Work required
Which lines contain the word "this"? Return each of them as written.

[Data records]
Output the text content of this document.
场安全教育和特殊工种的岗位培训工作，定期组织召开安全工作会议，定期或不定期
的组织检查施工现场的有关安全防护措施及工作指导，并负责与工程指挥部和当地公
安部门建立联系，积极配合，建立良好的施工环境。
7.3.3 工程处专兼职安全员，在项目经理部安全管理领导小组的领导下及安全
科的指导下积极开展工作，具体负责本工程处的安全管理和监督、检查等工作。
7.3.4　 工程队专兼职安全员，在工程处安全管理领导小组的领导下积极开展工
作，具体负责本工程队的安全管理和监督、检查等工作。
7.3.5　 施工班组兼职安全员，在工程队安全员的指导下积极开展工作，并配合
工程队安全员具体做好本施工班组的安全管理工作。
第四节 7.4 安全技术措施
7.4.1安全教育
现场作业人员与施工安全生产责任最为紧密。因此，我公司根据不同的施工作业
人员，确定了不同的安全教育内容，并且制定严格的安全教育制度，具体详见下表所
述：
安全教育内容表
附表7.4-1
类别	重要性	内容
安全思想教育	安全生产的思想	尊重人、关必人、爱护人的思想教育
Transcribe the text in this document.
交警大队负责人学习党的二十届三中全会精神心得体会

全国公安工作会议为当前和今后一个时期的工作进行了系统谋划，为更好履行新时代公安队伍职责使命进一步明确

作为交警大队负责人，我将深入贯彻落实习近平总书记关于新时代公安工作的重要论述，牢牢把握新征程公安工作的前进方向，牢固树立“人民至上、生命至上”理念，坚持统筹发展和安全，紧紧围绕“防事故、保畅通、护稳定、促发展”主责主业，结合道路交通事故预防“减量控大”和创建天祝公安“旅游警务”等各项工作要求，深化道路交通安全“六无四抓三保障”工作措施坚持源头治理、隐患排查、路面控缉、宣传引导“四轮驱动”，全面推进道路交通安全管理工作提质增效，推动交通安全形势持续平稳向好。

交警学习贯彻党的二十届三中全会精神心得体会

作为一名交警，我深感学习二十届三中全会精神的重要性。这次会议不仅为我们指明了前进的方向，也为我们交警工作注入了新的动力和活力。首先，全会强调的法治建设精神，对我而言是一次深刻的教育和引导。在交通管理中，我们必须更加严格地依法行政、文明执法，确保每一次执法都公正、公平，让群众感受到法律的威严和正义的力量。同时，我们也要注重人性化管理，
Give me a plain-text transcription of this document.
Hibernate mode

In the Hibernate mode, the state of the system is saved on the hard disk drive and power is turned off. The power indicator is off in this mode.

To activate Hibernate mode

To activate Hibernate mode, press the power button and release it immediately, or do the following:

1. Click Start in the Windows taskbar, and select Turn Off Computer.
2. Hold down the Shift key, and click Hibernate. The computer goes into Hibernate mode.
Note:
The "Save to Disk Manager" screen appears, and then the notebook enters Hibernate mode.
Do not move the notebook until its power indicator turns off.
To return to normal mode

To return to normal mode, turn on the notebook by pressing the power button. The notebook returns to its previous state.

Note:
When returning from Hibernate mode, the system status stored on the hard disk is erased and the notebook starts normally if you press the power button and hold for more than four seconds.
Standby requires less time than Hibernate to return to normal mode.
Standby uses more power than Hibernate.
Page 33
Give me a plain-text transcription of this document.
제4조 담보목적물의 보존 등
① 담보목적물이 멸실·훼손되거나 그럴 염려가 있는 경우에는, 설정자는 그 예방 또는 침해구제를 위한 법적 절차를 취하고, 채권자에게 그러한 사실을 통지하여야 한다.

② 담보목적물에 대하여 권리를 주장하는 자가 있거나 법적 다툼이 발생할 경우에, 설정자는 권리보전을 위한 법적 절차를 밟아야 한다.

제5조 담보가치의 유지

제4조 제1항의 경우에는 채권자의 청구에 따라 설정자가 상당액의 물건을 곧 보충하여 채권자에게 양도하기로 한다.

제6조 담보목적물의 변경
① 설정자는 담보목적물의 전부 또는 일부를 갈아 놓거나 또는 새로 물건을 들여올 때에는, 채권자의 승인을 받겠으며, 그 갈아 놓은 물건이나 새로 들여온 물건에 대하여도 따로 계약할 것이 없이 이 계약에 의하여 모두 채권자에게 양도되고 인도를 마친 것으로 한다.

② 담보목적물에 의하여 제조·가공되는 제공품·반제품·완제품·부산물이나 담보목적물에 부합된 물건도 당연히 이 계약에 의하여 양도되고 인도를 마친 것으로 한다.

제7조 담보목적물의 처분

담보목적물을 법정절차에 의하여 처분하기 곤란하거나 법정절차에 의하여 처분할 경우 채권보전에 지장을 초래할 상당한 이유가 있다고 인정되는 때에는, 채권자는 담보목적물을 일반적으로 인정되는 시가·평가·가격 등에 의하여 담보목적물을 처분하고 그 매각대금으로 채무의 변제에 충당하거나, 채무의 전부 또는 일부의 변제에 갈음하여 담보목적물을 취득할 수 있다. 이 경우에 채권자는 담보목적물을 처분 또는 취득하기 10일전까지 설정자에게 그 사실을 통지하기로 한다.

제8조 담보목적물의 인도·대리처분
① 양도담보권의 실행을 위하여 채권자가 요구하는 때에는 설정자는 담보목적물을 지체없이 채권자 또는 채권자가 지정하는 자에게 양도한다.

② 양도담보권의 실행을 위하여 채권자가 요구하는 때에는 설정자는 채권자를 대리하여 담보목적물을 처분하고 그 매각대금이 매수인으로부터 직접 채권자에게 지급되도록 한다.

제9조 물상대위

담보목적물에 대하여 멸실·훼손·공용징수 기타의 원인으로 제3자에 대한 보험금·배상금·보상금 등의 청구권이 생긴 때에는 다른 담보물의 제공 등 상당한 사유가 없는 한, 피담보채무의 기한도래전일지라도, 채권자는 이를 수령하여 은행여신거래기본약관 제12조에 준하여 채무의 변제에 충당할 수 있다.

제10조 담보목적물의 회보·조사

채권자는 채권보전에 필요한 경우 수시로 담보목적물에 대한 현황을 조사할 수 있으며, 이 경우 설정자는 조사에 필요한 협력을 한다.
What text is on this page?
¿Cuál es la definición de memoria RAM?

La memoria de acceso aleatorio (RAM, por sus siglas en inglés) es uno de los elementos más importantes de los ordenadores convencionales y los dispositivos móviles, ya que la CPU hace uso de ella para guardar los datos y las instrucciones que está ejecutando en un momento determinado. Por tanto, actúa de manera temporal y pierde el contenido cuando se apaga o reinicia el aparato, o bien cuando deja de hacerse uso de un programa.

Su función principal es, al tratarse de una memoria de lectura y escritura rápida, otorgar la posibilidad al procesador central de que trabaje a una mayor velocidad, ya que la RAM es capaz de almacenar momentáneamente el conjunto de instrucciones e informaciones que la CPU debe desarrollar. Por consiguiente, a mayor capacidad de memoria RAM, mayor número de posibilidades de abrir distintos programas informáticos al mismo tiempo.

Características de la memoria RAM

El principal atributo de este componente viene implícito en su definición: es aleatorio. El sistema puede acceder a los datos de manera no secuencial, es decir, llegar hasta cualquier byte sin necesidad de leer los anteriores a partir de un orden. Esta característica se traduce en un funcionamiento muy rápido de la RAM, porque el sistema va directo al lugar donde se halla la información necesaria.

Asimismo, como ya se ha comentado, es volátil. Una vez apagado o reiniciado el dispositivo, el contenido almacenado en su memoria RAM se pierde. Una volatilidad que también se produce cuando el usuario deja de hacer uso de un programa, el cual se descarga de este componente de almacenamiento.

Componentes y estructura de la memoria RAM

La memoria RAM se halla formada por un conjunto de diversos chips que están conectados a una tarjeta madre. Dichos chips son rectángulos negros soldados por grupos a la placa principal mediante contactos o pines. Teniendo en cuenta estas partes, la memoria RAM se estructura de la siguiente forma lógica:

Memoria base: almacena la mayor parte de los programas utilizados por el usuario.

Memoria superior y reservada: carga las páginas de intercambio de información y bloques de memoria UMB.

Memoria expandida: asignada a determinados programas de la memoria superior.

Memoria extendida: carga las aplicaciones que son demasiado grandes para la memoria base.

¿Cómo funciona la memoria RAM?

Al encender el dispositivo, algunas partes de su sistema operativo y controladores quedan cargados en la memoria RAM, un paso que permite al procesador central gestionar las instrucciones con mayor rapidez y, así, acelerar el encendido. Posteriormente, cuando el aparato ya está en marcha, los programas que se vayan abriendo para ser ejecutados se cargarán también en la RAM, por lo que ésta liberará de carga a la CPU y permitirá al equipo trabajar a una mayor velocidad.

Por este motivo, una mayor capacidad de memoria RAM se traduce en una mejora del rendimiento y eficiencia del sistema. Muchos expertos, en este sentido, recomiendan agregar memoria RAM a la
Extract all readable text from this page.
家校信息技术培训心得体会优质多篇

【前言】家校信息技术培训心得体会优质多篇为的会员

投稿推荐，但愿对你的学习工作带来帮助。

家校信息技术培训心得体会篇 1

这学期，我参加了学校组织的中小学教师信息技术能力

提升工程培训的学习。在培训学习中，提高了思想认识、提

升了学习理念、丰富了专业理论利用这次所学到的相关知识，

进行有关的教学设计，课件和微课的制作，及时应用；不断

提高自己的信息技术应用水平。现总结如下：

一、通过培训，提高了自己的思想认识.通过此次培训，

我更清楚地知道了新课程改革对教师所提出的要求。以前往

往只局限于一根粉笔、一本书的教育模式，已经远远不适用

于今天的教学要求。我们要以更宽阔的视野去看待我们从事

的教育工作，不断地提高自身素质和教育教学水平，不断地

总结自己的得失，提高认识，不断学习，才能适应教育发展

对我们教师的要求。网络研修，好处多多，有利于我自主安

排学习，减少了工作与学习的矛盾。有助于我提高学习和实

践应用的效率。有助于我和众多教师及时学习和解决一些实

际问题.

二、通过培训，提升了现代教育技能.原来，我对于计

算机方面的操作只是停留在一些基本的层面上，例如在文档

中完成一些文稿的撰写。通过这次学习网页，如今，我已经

The result
Output the text content of this document.
Transcribe the text in this document.
Give me a plain-text transcription of this document.
In the Hibernate mode, the state of the system is saved on the hard disk drive and power is turned off. The power indicator is off in this mode.
Give me a plain-text transcription of this document.
What text is on this page?
Extract all readable text from this page.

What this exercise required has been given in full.